Collection entries:

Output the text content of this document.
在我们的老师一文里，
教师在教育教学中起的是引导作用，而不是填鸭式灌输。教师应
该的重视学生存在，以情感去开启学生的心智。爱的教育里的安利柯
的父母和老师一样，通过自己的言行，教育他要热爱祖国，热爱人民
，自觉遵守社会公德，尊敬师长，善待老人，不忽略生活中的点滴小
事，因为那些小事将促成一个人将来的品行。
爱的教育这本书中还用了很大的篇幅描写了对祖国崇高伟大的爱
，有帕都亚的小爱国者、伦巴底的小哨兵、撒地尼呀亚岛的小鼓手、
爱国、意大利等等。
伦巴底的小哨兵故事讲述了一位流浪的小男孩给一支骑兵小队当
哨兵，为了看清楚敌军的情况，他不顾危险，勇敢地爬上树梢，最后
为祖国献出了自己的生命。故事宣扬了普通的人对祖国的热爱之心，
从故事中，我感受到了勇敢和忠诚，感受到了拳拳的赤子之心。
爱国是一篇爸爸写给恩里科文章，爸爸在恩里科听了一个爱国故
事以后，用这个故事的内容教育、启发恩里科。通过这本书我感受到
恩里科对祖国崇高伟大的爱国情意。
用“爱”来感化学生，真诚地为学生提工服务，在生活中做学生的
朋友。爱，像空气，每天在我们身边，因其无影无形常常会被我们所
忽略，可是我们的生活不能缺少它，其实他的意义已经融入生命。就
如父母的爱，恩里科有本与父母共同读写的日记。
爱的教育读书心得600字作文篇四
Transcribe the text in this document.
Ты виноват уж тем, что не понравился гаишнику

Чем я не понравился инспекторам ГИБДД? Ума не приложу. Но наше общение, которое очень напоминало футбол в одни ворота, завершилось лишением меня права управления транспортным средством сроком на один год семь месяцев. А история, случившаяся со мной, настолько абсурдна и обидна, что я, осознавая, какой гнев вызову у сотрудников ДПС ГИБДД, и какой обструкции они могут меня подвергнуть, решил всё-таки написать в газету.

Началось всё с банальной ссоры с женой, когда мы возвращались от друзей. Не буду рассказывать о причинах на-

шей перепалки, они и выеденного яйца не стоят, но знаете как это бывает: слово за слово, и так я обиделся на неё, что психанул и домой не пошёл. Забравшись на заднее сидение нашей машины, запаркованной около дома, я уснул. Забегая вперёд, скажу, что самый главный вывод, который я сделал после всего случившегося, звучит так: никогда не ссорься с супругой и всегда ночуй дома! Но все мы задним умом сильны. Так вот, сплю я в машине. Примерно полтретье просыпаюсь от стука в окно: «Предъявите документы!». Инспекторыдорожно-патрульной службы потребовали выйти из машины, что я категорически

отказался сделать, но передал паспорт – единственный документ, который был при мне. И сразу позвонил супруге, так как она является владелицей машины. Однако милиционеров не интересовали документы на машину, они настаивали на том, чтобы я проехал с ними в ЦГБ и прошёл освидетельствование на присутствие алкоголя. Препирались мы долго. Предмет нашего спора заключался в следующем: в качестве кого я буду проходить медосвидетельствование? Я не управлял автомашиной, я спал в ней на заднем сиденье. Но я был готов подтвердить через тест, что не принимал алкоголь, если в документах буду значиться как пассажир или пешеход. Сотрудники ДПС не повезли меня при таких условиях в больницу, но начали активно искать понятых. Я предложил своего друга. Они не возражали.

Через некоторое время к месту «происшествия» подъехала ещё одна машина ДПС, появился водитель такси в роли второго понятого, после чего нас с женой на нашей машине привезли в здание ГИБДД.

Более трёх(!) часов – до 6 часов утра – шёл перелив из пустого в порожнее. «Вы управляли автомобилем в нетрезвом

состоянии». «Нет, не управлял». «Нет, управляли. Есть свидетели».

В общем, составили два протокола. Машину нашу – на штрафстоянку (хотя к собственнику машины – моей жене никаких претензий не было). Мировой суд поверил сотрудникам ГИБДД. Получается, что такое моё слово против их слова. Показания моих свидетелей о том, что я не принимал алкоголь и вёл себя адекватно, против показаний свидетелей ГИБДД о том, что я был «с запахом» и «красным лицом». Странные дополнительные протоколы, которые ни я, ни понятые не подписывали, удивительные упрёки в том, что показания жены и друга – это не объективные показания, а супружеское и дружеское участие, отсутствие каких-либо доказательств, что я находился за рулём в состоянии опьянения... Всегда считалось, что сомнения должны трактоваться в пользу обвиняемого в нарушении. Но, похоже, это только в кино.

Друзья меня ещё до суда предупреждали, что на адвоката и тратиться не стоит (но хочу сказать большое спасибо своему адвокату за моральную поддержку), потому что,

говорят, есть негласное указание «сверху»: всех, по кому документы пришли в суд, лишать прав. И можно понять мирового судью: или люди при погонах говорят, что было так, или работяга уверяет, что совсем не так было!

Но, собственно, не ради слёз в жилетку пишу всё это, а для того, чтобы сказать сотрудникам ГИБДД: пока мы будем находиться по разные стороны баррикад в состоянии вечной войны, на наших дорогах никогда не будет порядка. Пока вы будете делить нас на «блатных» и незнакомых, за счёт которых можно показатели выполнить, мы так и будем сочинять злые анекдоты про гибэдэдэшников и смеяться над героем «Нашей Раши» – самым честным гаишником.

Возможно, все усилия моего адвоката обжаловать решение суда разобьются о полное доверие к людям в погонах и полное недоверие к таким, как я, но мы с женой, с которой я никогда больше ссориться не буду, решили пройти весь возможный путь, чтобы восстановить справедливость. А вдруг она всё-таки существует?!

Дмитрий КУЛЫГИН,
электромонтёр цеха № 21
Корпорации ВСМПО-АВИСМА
--
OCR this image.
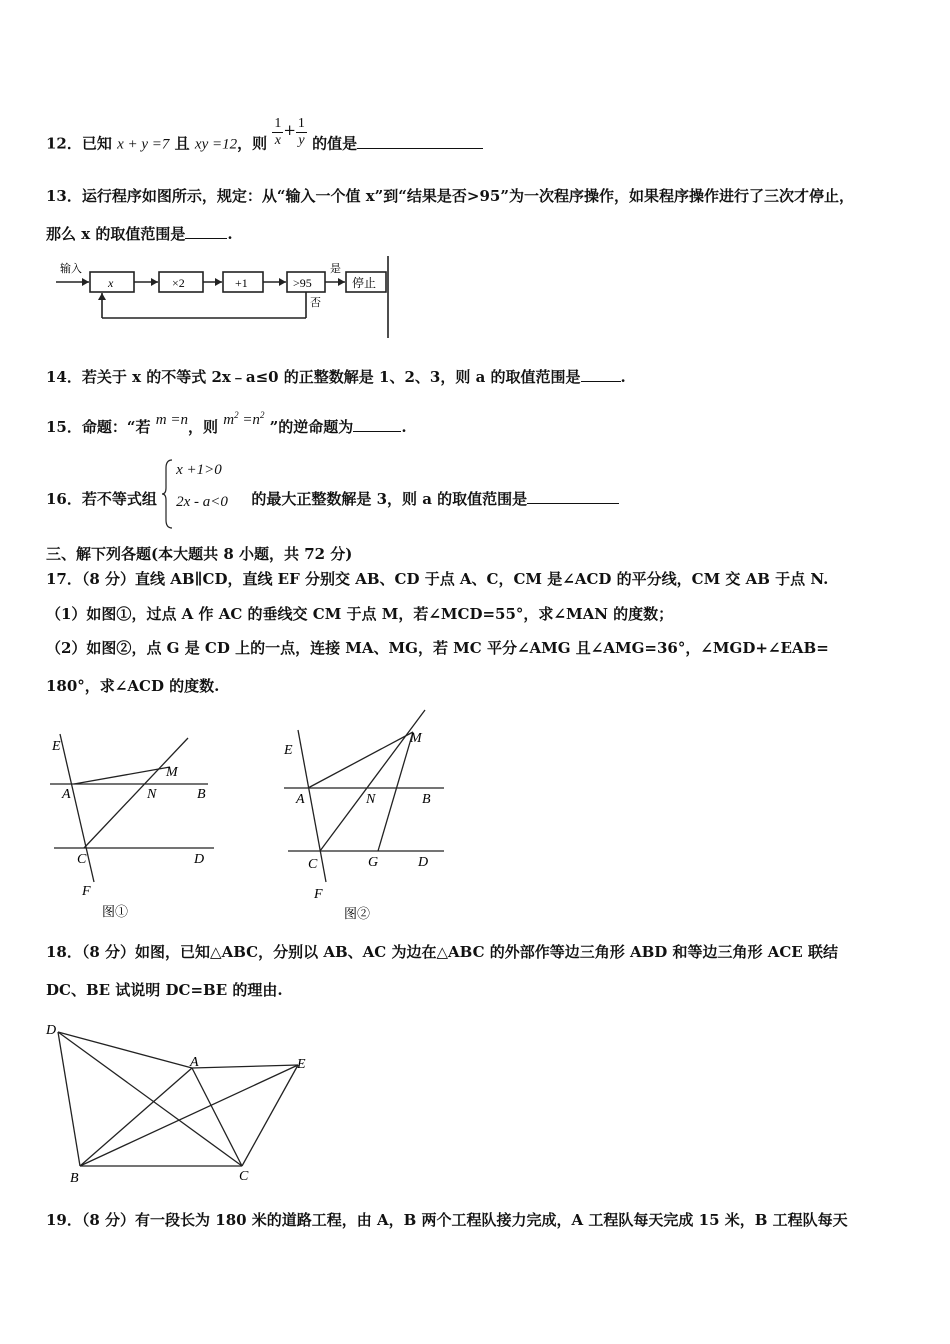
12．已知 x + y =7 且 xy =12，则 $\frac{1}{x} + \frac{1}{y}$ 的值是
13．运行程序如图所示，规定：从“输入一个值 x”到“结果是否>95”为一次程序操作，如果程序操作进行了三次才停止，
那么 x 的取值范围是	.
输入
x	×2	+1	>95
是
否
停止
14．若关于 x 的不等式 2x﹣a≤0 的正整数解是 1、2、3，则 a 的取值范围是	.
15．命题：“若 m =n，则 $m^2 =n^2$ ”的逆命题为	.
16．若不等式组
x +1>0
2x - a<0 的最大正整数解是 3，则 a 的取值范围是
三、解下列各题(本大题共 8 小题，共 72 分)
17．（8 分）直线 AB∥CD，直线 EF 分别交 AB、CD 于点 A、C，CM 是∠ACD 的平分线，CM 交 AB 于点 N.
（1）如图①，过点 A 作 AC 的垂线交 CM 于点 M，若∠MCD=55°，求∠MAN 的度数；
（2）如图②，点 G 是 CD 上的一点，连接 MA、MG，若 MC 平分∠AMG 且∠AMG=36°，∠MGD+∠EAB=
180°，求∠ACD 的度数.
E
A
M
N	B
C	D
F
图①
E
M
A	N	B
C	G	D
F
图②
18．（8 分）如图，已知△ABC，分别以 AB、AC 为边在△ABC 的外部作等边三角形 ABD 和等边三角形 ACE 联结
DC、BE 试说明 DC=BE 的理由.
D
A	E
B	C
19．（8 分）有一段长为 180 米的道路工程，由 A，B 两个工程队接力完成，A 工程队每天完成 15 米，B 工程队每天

- [Short exercise]:
Extract all lines containing the word "text".

- [Output of the exercise]:
Output the text content of this document.
Transcribe the text in this document.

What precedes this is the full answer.